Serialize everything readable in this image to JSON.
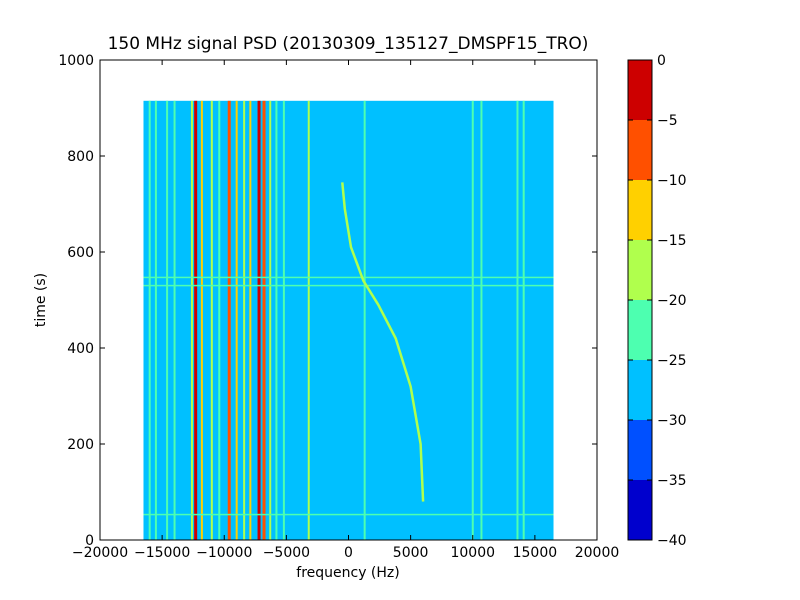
{
  "chart_data": {
    "type": "heatmap",
    "title": "150 MHz signal PSD (20130309_135127_DMSPF15_TRO)",
    "xlabel": "frequency (Hz)",
    "ylabel": "time (s)",
    "xlim": [
      -20000,
      20000
    ],
    "ylim": [
      0,
      1000
    ],
    "xticks": [
      -20000,
      -15000,
      -10000,
      -5000,
      0,
      5000,
      10000,
      15000,
      20000
    ],
    "xtick_labels": [
      "−20000",
      "−15000",
      "−10000",
      "−5000",
      "0",
      "5000",
      "10000",
      "15000",
      "20000"
    ],
    "yticks": [
      0,
      200,
      400,
      600,
      800,
      1000
    ],
    "ytick_labels": [
      "0",
      "200",
      "400",
      "600",
      "800",
      "1000"
    ],
    "data_extent": {
      "freq": [
        -16500,
        16500
      ],
      "time": [
        0,
        915
      ]
    },
    "background_level": -27,
    "colorbar": {
      "levels": [
        -40,
        -35,
        -30,
        -25,
        -20,
        -15,
        -10,
        -5,
        0
      ],
      "tick_labels": [
        "−40",
        "−35",
        "−30",
        "−25",
        "−20",
        "−15",
        "−10",
        "−5",
        "0"
      ],
      "colors": [
        "#0000cd",
        "#0050ff",
        "#00c0ff",
        "#4dffb0",
        "#b0ff4d",
        "#ffd000",
        "#ff5000",
        "#cd0000"
      ]
    },
    "vertical_lines": [
      {
        "freq": -16000,
        "level": -22
      },
      {
        "freq": -15500,
        "level": -22
      },
      {
        "freq": -14600,
        "level": -22
      },
      {
        "freq": -14000,
        "level": -22
      },
      {
        "freq": -12600,
        "level": -17
      },
      {
        "freq": -12300,
        "level": -2
      },
      {
        "freq": -11800,
        "level": -12
      },
      {
        "freq": -11000,
        "level": -17
      },
      {
        "freq": -10400,
        "level": -22
      },
      {
        "freq": -9600,
        "level": -7
      },
      {
        "freq": -9000,
        "level": -12
      },
      {
        "freq": -8400,
        "level": -17
      },
      {
        "freq": -7900,
        "level": -12
      },
      {
        "freq": -7200,
        "level": -2
      },
      {
        "freq": -6800,
        "level": -7
      },
      {
        "freq": -6300,
        "level": -17
      },
      {
        "freq": -5800,
        "level": -22
      },
      {
        "freq": -5200,
        "level": -22
      },
      {
        "freq": -3200,
        "level": -17
      },
      {
        "freq": 1300,
        "level": -22
      },
      {
        "freq": 10000,
        "level": -22
      },
      {
        "freq": 10700,
        "level": -22
      },
      {
        "freq": 13600,
        "level": -22
      },
      {
        "freq": 14100,
        "level": -22
      }
    ],
    "doppler_track": [
      {
        "freq": 6000,
        "time": 80
      },
      {
        "freq": 5800,
        "time": 200
      },
      {
        "freq": 5000,
        "time": 320
      },
      {
        "freq": 3800,
        "time": 420
      },
      {
        "freq": 2400,
        "time": 490
      },
      {
        "freq": 1200,
        "time": 540
      },
      {
        "freq": 200,
        "time": 610
      },
      {
        "freq": -300,
        "time": 690
      },
      {
        "freq": -500,
        "time": 745
      }
    ],
    "horizontal_lines": [
      {
        "time": 53,
        "level": -22
      },
      {
        "time": 530,
        "level": -22
      },
      {
        "time": 547,
        "level": -22
      }
    ]
  }
}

————

■ What needs to be done ■
Exactly reproduce each record, leaving out any pictures.

■ Result of the exercise ■
Serialize everything readable in this image to JSON.
{
  "chart_data": {
    "type": "heatmap",
    "title": "150 MHz signal PSD (20130309_135127_DMSPF15_TRO)",
    "xlabel": "frequency (Hz)",
    "ylabel": "time (s)",
    "xlim": [
      -20000,
      20000
    ],
    "ylim": [
      0,
      1000
    ],
    "xticks": [
      -20000,
      -15000,
      -10000,
      -5000,
      0,
      5000,
      10000,
      15000,
      20000
    ],
    "xtick_labels": [
      "−20000",
      "−15000",
      "−10000",
      "−5000",
      "0",
      "5000",
      "10000",
      "15000",
      "20000"
    ],
    "yticks": [
      0,
      200,
      400,
      600,
      800,
      1000
    ],
    "ytick_labels": [
      "0",
      "200",
      "400",
      "600",
      "800",
      "1000"
    ],
    "data_extent": {
      "freq": [
        -16500,
        16500
      ],
      "time": [
        0,
        915
      ]
    },
    "background_level": -27,
    "colorbar": {
      "levels": [
        -40,
        -35,
        -30,
        -25,
        -20,
        -15,
        -10,
        -5,
        0
      ],
      "tick_labels": [
        "−40",
        "−35",
        "−30",
        "−25",
        "−20",
        "−15",
        "−10",
        "−5",
        "0"
      ],
      "colors": [
        "#0000cd",
        "#0050ff",
        "#00c0ff",
        "#4dffb0",
        "#b0ff4d",
        "#ffd000",
        "#ff5000",
        "#cd0000"
      ]
    },
    "vertical_lines": [
      {
        "freq": -16000,
        "level": -22
      },
      {
        "freq": -15500,
        "level": -22
      },
      {
        "freq": -14600,
        "level": -22
      },
      {
        "freq": -14000,
        "level": -22
      },
      {
        "freq": -12600,
        "level": -17
      },
      {
        "freq": -12300,
        "level": -2
      },
      {
        "freq": -11800,
        "level": -12
      },
      {
        "freq": -11000,
        "level": -17
      },
      {
        "freq": -10400,
        "level": -22
      },
      {
        "freq": -9600,
        "level": -7
      },
      {
        "freq": -9000,
        "level": -12
      },
      {
        "freq": -8400,
        "level": -17
      },
      {
        "freq": -7900,
        "level": -12
      },
      {
        "freq": -7200,
        "level": -2
      },
      {
        "freq": -6800,
        "level": -7
      },
      {
        "freq": -6300,
        "level": -17
      },
      {
        "freq": -5800,
        "level": -22
      },
      {
        "freq": -5200,
        "level": -22
      },
      {
        "freq": -3200,
        "level": -17
      },
      {
        "freq": 1300,
        "level": -22
      },
      {
        "freq": 10000,
        "level": -22
      },
      {
        "freq": 10700,
        "level": -22
      },
      {
        "freq": 13600,
        "level": -22
      },
      {
        "freq": 14100,
        "level": -22
      }
    ],
    "doppler_track": [
      {
        "freq": 6000,
        "time": 80
      },
      {
        "freq": 5800,
        "time": 200
      },
      {
        "freq": 5000,
        "time": 320
      },
      {
        "freq": 3800,
        "time": 420
      },
      {
        "freq": 2400,
        "time": 490
      },
      {
        "freq": 1200,
        "time": 540
      },
      {
        "freq": 200,
        "time": 610
      },
      {
        "freq": -300,
        "time": 690
      },
      {
        "freq": -500,
        "time": 745
      }
    ],
    "horizontal_lines": [
      {
        "time": 53,
        "level": -22
      },
      {
        "time": 530,
        "level": -22
      },
      {
        "time": 547,
        "level": -22
      }
    ]
  }
}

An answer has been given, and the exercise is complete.